Exercise objective: Every line below that holds the string "this" should be copied out.

Records shown:
━━━━━━━━

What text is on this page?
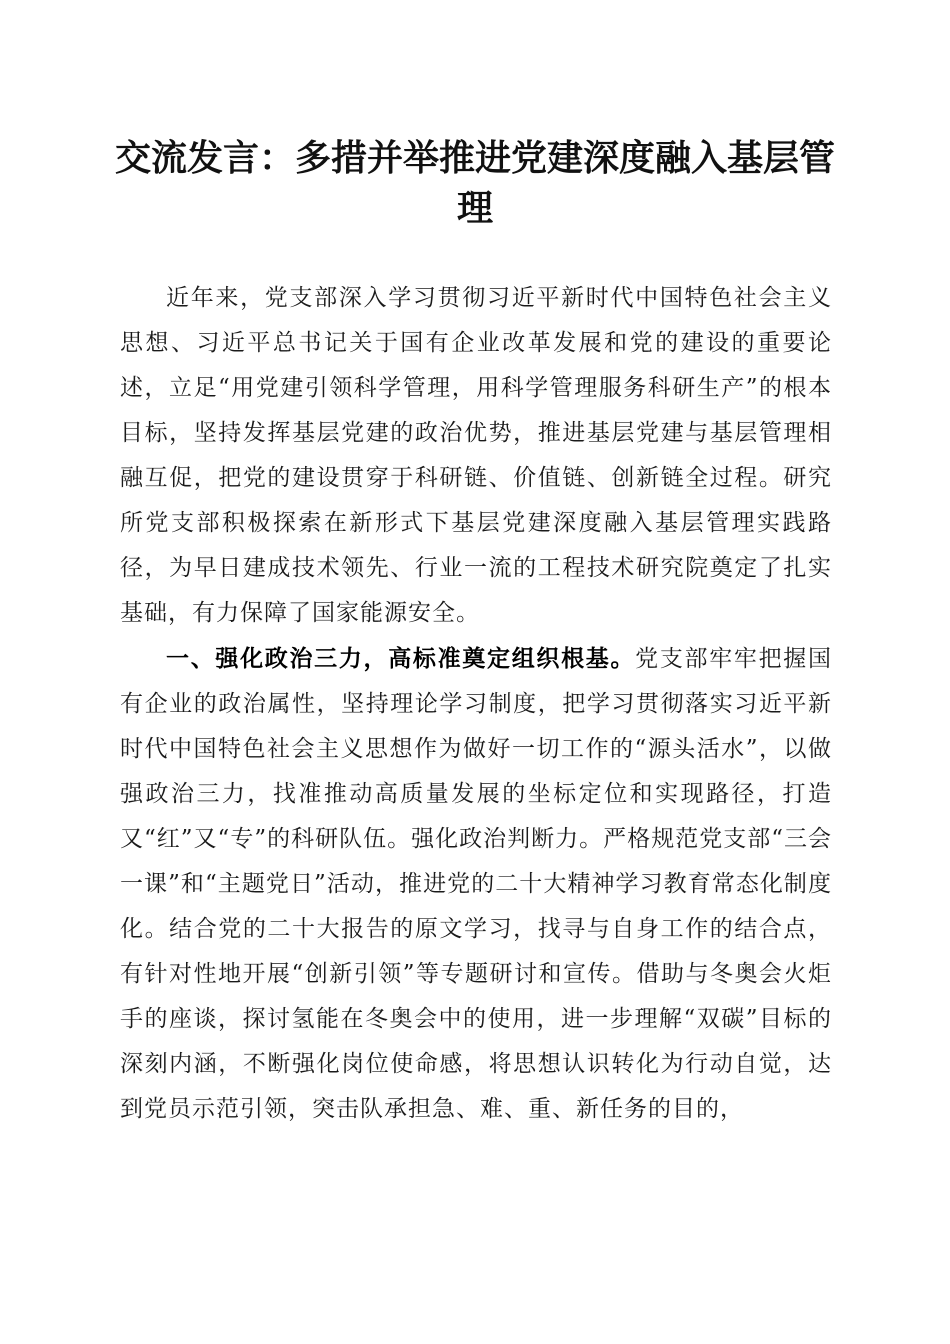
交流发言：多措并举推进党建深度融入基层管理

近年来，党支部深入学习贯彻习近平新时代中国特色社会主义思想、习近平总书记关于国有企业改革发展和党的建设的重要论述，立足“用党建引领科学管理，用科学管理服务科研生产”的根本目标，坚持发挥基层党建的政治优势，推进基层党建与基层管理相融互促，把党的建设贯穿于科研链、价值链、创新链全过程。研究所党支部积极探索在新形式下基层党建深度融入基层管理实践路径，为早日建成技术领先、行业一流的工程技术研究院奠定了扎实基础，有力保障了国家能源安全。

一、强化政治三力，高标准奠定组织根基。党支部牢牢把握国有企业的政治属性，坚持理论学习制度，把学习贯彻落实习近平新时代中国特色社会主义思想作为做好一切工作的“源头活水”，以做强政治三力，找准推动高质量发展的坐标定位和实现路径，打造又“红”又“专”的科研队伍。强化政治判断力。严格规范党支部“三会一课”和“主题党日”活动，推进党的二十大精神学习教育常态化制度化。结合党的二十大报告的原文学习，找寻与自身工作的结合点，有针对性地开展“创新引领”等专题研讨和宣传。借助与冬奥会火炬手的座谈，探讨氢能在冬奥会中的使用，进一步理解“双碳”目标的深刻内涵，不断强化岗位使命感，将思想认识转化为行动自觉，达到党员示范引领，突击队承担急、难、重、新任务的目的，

━━━━━━━━

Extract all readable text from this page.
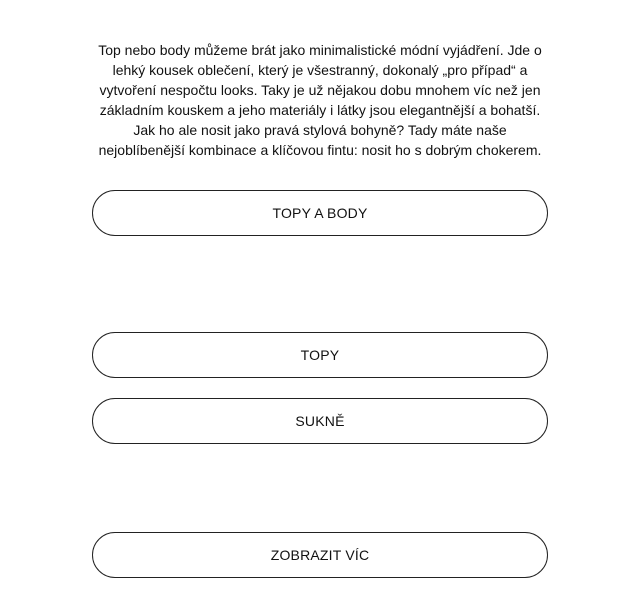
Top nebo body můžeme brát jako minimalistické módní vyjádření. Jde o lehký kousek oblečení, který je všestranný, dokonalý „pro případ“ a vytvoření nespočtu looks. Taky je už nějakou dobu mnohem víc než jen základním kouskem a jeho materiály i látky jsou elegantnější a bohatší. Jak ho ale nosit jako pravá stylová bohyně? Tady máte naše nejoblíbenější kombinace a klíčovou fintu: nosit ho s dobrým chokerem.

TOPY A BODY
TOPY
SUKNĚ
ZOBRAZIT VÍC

━━━━━━━━

Exercise output:
What text is on this page?
Extract all readable text from this page.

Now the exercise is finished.